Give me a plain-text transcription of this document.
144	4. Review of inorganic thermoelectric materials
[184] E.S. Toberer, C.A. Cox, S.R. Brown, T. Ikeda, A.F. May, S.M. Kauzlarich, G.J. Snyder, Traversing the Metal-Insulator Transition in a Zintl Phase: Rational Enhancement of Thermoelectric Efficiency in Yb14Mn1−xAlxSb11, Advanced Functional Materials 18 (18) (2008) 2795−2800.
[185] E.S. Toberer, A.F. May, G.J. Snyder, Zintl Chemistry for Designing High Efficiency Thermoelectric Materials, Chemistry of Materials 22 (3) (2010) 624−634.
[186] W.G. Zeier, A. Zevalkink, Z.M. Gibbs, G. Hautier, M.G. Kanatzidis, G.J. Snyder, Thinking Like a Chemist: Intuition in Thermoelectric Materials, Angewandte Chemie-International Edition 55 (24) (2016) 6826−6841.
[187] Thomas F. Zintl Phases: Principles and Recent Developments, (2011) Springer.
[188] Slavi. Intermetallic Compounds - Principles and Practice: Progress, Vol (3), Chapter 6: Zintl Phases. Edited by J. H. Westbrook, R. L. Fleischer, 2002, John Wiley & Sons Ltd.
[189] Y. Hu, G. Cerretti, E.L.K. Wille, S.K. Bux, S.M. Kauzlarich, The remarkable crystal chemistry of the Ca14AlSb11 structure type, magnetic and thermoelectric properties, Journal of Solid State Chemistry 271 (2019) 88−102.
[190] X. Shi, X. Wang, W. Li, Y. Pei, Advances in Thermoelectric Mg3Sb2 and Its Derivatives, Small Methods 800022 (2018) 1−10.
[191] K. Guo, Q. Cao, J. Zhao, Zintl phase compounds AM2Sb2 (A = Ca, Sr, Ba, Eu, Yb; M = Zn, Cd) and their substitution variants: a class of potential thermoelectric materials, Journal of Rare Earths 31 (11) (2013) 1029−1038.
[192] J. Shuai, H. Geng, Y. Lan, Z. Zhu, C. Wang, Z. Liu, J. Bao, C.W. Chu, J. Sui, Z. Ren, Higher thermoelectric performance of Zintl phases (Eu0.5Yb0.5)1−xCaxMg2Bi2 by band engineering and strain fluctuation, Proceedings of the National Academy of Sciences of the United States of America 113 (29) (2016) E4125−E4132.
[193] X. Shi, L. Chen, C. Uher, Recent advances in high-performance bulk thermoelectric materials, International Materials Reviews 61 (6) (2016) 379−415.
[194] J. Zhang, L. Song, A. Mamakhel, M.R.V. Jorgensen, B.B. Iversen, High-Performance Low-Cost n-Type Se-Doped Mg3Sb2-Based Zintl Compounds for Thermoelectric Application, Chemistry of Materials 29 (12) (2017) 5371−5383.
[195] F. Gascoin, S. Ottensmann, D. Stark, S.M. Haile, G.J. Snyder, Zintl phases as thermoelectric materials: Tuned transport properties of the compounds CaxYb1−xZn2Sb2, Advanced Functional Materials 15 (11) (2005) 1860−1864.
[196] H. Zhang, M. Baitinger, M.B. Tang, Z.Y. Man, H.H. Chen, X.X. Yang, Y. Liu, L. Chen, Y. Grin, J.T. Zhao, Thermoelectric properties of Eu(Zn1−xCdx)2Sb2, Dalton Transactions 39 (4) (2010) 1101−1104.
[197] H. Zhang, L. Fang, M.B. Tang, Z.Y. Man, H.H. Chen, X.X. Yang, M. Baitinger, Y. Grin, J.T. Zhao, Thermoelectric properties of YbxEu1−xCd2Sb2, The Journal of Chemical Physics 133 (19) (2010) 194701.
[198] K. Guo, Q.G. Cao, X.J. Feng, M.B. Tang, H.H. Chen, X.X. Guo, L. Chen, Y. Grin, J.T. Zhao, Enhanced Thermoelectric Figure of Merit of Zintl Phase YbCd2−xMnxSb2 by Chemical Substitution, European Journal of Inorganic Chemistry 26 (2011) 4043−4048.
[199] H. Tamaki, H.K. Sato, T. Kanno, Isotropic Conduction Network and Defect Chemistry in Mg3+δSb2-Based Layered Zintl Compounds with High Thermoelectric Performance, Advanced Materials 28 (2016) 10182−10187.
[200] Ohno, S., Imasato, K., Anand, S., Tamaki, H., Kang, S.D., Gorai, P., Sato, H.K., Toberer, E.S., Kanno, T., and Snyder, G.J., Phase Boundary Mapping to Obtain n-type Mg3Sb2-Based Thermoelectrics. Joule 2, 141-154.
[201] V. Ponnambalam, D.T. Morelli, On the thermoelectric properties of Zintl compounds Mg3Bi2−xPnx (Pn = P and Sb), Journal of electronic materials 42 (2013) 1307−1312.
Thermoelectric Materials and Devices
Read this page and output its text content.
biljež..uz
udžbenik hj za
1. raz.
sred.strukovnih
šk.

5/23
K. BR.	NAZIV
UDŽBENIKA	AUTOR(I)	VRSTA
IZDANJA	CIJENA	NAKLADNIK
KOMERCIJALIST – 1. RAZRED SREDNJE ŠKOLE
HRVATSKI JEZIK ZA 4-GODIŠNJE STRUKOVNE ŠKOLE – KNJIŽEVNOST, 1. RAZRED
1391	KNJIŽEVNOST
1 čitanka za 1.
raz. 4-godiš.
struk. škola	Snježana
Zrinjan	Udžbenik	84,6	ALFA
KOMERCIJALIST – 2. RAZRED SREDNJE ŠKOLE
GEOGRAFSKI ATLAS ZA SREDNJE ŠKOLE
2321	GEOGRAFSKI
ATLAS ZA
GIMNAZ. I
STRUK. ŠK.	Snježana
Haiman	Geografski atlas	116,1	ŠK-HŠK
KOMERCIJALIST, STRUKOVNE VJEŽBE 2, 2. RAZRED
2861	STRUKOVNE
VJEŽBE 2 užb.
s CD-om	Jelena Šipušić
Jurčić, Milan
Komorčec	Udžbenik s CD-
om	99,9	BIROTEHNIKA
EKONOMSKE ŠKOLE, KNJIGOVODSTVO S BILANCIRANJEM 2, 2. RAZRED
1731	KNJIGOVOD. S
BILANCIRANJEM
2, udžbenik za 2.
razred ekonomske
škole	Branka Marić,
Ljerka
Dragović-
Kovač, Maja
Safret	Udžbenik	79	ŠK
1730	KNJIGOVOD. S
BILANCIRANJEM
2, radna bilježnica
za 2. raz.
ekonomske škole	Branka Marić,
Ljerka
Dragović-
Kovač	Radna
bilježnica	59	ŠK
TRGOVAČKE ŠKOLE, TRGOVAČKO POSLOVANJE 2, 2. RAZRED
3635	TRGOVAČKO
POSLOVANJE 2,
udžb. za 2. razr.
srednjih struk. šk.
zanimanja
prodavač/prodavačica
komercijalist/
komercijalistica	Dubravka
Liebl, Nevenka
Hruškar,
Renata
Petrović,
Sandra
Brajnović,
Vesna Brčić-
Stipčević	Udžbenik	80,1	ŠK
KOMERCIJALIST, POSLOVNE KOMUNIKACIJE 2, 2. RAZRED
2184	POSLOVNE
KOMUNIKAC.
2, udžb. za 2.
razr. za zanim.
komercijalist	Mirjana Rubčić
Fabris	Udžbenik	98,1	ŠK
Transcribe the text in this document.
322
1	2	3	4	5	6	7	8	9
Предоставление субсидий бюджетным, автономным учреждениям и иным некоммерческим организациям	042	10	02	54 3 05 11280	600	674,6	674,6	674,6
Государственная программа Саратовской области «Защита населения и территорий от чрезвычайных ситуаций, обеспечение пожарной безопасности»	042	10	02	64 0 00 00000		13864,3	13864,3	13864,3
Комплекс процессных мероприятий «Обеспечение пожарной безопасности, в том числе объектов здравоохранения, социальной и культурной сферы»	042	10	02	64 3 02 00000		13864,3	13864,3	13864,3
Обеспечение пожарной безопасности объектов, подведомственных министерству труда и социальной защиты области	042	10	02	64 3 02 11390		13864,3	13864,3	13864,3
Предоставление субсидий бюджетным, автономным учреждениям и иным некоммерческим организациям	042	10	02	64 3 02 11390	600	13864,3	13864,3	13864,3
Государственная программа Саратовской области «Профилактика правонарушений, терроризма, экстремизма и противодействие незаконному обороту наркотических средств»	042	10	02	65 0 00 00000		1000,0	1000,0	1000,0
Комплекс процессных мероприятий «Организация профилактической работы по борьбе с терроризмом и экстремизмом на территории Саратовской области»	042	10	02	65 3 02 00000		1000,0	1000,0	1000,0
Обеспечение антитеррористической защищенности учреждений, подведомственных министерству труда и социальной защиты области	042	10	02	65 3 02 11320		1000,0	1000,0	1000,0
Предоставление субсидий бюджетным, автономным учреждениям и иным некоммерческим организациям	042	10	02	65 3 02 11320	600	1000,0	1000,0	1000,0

GOAL
Take the lines from the one containing "Transcribe the text in this document." to the last line of the material above and write them out exactly.

FULL RESPONSE
Transcribe the text in this document.
322
1	2	3	4	5	6	7	8	9
Предоставление субсидий бюджетным, автономным учреждениям и иным некоммерческим организациям	042	10	02	54 3 05 11280	600	674,6	674,6	674,6
Государственная программа Саратовской области «Защита населения и территорий от чрезвычайных ситуаций, обеспечение пожарной безопасности»	042	10	02	64 0 00 00000		13864,3	13864,3	13864,3
Комплекс процессных мероприятий «Обеспечение пожарной безопасности, в том числе объектов здравоохранения, социальной и культурной сферы»	042	10	02	64 3 02 00000		13864,3	13864,3	13864,3
Обеспечение пожарной безопасности объектов, подведомственных министерству труда и социальной защиты области	042	10	02	64 3 02 11390		13864,3	13864,3	13864,3
Предоставление субсидий бюджетным, автономным учреждениям и иным некоммерческим организациям	042	10	02	64 3 02 11390	600	13864,3	13864,3	13864,3
Государственная программа Саратовской области «Профилактика правонарушений, терроризма, экстремизма и противодействие незаконному обороту наркотических средств»	042	10	02	65 0 00 00000		1000,0	1000,0	1000,0
Комплекс процессных мероприятий «Организация профилактической работы по борьбе с терроризмом и экстремизмом на территории Саратовской области»	042	10	02	65 3 02 00000		1000,0	1000,0	1000,0
Обеспечение антитеррористической защищенности учреждений, подведомственных министерству труда и социальной защиты области	042	10	02	65 3 02 11320		1000,0	1000,0	1000,0
Предоставление субсидий бюджетным, автономным учреждениям и иным некоммерческим организациям	042	10	02	65 3 02 11320	600	1000,0	1000,0	1000,0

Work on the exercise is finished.